= Written task =
In the listing, copy the lines from the one containing "left-column: [58, 36, 314, 642]" through the one containing "title-line: OPORA KRÍŽOVEJ", both included. Swap "caption-line" for "figure-caption" and keep everything else as it is.

[START OF Data for this task]

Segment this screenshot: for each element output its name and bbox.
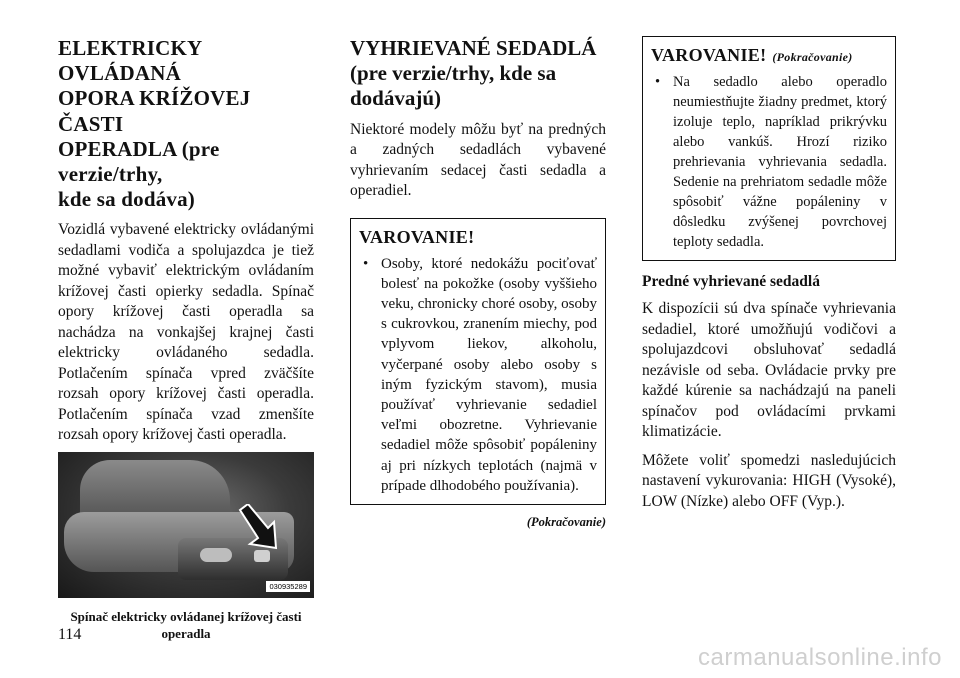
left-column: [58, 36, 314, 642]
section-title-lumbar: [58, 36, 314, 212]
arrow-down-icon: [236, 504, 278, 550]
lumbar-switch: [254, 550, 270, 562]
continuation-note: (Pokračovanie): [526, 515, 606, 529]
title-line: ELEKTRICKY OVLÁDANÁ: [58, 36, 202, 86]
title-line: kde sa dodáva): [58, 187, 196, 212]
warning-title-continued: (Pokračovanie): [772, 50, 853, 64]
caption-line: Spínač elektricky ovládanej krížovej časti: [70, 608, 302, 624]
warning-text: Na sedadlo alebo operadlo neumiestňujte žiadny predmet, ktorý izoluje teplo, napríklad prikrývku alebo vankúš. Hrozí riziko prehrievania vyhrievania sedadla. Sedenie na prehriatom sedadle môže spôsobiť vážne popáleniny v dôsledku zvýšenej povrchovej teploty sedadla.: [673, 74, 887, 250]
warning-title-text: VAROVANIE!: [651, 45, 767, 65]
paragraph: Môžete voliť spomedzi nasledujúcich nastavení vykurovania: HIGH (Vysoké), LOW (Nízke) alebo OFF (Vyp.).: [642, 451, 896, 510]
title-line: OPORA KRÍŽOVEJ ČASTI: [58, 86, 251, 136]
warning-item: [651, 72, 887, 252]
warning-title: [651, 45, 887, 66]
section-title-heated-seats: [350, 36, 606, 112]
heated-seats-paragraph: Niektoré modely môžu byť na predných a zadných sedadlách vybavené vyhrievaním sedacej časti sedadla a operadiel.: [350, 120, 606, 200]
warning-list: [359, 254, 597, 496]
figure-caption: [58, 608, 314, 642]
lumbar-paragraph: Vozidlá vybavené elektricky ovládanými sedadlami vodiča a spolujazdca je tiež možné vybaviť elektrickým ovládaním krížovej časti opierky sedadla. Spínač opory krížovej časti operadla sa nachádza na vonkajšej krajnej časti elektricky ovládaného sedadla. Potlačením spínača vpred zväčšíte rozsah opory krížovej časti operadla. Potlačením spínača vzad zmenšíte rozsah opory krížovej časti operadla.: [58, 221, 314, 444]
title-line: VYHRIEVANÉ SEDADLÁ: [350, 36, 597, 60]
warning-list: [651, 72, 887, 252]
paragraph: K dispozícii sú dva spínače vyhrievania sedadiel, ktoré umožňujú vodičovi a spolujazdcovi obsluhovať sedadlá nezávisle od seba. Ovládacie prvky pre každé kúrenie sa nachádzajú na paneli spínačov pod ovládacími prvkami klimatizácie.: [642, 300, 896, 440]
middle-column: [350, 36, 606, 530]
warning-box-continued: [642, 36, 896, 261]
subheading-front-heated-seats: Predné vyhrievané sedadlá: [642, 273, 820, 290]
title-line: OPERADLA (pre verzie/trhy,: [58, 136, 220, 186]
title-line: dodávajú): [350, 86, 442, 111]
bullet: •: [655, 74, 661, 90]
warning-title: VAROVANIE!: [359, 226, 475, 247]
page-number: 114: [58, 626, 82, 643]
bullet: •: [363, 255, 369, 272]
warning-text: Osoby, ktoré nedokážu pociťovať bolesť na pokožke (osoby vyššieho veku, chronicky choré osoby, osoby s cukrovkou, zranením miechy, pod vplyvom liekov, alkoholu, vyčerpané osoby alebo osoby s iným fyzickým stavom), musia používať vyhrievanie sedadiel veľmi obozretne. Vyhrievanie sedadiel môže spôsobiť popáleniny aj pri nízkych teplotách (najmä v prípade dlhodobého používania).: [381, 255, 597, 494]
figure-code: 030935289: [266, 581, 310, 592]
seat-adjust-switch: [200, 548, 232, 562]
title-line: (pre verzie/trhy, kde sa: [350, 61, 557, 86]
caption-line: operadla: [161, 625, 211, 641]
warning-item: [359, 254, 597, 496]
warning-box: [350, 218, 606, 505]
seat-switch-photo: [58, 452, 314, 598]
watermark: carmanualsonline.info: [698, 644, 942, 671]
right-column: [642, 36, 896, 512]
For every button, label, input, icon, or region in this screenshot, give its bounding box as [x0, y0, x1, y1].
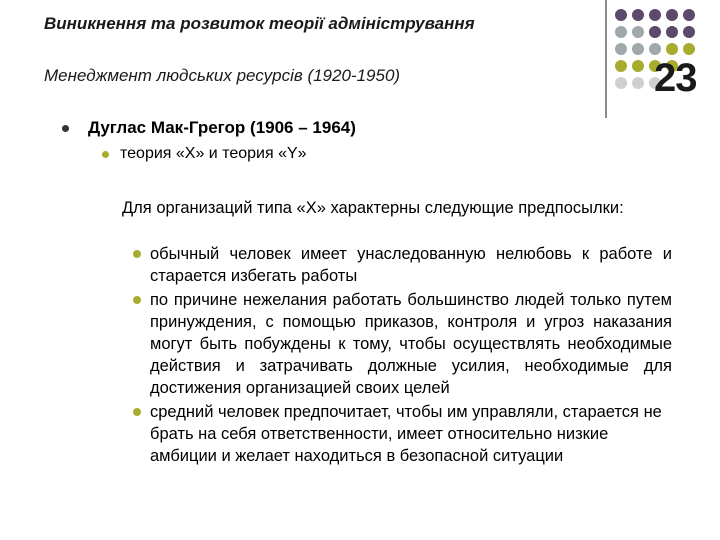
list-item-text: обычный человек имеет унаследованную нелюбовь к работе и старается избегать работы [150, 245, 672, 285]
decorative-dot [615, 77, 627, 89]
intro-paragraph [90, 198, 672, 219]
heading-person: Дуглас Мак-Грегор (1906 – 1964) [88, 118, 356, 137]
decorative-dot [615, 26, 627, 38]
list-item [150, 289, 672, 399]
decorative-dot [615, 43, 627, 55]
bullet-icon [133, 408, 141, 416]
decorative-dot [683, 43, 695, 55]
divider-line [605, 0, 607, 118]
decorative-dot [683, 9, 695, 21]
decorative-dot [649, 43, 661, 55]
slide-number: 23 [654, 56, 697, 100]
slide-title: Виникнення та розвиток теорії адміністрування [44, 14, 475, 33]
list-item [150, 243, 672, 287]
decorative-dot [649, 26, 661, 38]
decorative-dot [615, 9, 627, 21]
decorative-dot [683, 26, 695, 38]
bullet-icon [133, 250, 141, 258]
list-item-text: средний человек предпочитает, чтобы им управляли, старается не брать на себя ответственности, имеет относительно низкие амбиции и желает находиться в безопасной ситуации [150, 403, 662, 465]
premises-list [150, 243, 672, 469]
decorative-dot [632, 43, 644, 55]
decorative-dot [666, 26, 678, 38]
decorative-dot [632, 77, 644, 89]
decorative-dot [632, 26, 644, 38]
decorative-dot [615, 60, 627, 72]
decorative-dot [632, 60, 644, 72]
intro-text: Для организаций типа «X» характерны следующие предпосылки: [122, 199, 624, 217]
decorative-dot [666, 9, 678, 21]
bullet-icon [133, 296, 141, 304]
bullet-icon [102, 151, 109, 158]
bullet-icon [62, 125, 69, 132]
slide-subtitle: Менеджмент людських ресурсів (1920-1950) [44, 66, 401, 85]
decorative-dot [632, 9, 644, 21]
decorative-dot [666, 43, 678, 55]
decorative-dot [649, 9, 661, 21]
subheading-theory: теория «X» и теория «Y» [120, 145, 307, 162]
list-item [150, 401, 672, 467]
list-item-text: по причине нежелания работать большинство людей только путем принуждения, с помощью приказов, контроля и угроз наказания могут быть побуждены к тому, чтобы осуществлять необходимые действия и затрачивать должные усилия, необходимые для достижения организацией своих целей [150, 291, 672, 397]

[END OF Data for this task]
[START OF Data for this task]

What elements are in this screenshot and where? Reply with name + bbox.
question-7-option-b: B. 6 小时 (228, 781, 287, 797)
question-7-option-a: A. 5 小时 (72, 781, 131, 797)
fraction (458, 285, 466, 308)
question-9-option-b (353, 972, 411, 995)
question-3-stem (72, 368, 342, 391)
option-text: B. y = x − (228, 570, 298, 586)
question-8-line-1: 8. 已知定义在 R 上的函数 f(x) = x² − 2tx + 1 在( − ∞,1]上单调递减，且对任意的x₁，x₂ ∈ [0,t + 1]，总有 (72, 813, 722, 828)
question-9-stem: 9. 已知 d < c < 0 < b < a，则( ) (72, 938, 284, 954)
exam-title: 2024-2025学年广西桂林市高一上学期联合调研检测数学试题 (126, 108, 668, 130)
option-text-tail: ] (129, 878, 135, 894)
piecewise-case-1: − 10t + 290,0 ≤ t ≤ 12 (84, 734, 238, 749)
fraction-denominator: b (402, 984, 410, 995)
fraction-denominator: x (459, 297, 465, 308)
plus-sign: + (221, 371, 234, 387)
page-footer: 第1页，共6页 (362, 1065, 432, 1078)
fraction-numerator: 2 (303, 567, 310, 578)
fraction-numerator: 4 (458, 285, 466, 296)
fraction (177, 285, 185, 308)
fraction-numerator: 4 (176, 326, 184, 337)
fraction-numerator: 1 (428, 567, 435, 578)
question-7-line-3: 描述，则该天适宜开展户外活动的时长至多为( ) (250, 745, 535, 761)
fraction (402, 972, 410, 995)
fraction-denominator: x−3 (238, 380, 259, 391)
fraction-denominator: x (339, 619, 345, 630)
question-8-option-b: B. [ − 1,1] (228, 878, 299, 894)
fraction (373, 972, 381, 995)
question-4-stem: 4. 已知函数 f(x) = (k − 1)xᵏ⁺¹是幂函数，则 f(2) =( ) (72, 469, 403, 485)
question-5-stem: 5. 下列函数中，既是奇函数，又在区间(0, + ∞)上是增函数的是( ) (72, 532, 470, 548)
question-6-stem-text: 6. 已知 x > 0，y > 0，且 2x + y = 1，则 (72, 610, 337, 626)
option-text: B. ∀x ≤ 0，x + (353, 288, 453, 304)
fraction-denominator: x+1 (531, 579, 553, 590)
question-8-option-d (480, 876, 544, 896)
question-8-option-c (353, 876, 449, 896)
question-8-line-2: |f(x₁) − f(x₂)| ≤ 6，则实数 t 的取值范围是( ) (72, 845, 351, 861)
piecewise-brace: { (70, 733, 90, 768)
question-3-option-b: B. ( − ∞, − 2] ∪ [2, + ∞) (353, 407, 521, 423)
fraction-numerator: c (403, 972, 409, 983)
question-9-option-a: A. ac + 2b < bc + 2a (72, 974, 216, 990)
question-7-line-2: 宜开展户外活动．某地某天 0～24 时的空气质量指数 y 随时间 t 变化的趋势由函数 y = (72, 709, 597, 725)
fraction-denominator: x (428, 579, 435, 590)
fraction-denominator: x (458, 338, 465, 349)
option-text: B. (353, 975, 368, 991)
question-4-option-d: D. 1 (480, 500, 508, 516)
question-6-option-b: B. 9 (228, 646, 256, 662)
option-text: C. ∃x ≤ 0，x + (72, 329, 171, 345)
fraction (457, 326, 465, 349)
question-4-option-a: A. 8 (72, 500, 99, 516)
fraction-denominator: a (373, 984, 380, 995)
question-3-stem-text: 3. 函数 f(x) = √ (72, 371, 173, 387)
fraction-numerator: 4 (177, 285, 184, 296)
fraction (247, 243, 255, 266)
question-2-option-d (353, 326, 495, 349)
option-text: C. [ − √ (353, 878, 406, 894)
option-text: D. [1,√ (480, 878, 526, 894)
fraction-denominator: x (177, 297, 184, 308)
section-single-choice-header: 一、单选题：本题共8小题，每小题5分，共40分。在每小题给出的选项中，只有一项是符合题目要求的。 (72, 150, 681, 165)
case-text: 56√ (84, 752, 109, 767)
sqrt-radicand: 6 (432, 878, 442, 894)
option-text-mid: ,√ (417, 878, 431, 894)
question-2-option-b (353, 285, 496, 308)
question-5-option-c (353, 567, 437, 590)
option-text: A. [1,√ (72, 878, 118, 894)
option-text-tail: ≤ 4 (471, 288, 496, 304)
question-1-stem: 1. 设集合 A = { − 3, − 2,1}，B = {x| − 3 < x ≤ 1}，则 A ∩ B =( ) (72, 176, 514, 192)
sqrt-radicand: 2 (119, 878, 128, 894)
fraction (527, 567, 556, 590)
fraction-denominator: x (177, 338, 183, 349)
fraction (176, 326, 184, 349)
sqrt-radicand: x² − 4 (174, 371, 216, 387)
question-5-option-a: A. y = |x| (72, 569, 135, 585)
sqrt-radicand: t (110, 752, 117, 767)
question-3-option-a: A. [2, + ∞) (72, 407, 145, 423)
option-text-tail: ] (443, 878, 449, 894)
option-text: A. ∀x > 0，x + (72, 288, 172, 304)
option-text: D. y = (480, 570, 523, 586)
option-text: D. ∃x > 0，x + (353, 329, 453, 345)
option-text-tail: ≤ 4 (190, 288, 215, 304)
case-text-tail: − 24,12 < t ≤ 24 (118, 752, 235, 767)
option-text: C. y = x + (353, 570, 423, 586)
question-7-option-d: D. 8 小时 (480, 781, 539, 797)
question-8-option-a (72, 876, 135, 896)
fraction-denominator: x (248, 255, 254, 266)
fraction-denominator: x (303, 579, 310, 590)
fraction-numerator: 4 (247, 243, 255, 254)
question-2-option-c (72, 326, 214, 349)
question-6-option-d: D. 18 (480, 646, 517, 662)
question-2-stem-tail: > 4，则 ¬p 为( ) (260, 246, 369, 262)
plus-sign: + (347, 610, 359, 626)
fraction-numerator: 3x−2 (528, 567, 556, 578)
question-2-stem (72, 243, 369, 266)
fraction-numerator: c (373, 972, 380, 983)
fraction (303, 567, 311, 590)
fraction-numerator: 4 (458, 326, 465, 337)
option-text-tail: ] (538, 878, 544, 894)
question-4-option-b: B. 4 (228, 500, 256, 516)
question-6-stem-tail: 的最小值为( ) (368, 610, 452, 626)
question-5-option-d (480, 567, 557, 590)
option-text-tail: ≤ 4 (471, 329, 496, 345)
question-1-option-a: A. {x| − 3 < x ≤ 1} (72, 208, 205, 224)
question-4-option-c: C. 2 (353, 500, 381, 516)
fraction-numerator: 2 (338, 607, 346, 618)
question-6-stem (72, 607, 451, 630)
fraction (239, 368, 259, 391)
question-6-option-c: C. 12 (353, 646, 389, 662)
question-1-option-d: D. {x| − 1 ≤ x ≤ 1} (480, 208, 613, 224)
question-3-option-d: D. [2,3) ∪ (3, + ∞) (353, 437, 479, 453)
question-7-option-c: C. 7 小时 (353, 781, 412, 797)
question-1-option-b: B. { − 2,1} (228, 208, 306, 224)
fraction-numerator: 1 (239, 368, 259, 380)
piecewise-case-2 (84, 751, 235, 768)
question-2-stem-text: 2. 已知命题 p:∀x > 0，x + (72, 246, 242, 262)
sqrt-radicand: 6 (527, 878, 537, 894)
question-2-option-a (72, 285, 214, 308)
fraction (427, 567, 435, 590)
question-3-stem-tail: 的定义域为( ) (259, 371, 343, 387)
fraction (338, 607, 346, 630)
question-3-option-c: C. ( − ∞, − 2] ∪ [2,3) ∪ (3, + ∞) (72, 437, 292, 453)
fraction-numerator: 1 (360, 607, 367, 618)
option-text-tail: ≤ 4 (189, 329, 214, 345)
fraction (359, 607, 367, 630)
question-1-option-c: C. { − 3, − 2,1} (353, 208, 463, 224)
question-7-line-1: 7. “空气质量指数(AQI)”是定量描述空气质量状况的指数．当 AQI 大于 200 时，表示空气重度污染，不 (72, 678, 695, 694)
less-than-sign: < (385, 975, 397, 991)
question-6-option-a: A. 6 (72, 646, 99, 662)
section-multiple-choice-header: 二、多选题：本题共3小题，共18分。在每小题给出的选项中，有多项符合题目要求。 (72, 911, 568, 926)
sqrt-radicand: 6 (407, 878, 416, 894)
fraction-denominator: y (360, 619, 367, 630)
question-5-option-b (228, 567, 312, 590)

[END OF Data for this task]

= Result of the exercise =
left-column: [58, 36, 314, 642]
section-title-lumbar: [58, 36, 314, 212]
arrow-down-icon: [236, 504, 278, 550]
lumbar-switch: [254, 550, 270, 562]
continuation-note: (Pokračovanie): [526, 515, 606, 529]
title-line: ELEKTRICKY OVLÁDANÁ: [58, 36, 202, 86]
title-line: kde sa dodáva): [58, 187, 196, 212]
warning-title-continued: (Pokračovanie): [772, 50, 853, 64]
figure-caption: Spínač elektricky ovládanej krížovej časti: [70, 608, 302, 624]
warning-text: Na sedadlo alebo operadlo neumiestňujte žiadny predmet, ktorý izoluje teplo, napríklad prikrývku alebo vankúš. Hrozí riziko prehrievania vyhrievania sedadla. Sedenie na prehriatom sedadle môže spôsobiť vážne popáleniny v dôsledku zvýšenej povrchovej teploty sedadla.: [673, 74, 887, 250]
warning-title-text: VAROVANIE!: [651, 45, 767, 65]
paragraph: Môžete voliť spomedzi nasledujúcich nastavení vykurovania: HIGH (Vysoké), LOW (Nízke) alebo OFF (Vyp.).: [642, 451, 896, 510]
title-line: OPORA KRÍŽOVEJ ČASTI: [58, 86, 251, 136]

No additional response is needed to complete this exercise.